**Material provided:**

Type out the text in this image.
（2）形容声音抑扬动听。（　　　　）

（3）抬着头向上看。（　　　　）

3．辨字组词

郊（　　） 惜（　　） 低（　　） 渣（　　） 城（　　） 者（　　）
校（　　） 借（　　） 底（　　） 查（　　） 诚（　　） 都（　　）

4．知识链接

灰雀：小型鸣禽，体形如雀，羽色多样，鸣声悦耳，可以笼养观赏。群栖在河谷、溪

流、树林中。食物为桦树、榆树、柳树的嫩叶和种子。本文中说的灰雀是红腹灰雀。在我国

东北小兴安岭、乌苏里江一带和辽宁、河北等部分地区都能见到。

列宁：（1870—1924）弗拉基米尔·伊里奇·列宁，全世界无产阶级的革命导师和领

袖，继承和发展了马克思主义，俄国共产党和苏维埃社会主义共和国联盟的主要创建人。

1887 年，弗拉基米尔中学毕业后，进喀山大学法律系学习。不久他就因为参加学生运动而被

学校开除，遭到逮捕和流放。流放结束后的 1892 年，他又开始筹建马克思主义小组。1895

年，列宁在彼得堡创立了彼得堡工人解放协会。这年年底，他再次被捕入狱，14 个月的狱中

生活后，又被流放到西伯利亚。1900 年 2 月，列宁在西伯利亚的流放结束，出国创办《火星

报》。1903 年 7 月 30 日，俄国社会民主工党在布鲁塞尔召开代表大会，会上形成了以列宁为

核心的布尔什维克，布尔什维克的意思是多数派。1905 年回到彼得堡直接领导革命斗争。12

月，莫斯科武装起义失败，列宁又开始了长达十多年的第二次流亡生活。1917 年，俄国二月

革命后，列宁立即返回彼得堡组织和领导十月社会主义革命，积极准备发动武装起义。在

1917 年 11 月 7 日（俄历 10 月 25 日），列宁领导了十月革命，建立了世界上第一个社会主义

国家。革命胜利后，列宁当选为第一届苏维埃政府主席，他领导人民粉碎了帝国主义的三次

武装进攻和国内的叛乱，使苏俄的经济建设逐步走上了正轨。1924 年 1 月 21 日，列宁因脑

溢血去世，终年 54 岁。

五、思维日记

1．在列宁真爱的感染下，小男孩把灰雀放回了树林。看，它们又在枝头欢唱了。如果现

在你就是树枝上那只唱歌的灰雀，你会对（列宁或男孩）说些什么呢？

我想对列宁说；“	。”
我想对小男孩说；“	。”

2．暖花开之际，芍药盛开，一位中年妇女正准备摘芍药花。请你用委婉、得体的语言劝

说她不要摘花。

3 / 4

**Problem description:** Extract the complete data, matching each line exactly.

**Response for this exercise:**
Type out the text in this image.
（2）形容声音抑扬动听。（　　　　）

（3）抬着头向上看。（　　　　）

3．辨字组词

郊（　　） 惜（　　） 低（　　） 渣（　　） 城（　　） 者（　　）
校（　　） 借（　　） 底（　　） 查（　　） 诚（　　） 都（　　）

4．知识链接

灰雀：小型鸣禽，体形如雀，羽色多样，鸣声悦耳，可以笼养观赏。群栖在河谷、溪

流、树林中。食物为桦树、榆树、柳树的嫩叶和种子。本文中说的灰雀是红腹灰雀。在我国

东北小兴安岭、乌苏里江一带和辽宁、河北等部分地区都能见到。

列宁：（1870—1924）弗拉基米尔·伊里奇·列宁，全世界无产阶级的革命导师和领

袖，继承和发展了马克思主义，俄国共产党和苏维埃社会主义共和国联盟的主要创建人。

1887 年，弗拉基米尔中学毕业后，进喀山大学法律系学习。不久他就因为参加学生运动而被

学校开除，遭到逮捕和流放。流放结束后的 1892 年，他又开始筹建马克思主义小组。1895

年，列宁在彼得堡创立了彼得堡工人解放协会。这年年底，他再次被捕入狱，14 个月的狱中

生活后，又被流放到西伯利亚。1900 年 2 月，列宁在西伯利亚的流放结束，出国创办《火星

报》。1903 年 7 月 30 日，俄国社会民主工党在布鲁塞尔召开代表大会，会上形成了以列宁为

核心的布尔什维克，布尔什维克的意思是多数派。1905 年回到彼得堡直接领导革命斗争。12

月，莫斯科武装起义失败，列宁又开始了长达十多年的第二次流亡生活。1917 年，俄国二月

革命后，列宁立即返回彼得堡组织和领导十月社会主义革命，积极准备发动武装起义。在

1917 年 11 月 7 日（俄历 10 月 25 日），列宁领导了十月革命，建立了世界上第一个社会主义

国家。革命胜利后，列宁当选为第一届苏维埃政府主席，他领导人民粉碎了帝国主义的三次

武装进攻和国内的叛乱，使苏俄的经济建设逐步走上了正轨。1924 年 1 月 21 日，列宁因脑

溢血去世，终年 54 岁。

五、思维日记

1．在列宁真爱的感染下，小男孩把灰雀放回了树林。看，它们又在枝头欢唱了。如果现

在你就是树枝上那只唱歌的灰雀，你会对（列宁或男孩）说些什么呢？

我想对列宁说；“	。”
我想对小男孩说；“	。”

2．暖花开之际，芍药盛开，一位中年妇女正准备摘芍药花。请你用委婉、得体的语言劝

说她不要摘花。

3 / 4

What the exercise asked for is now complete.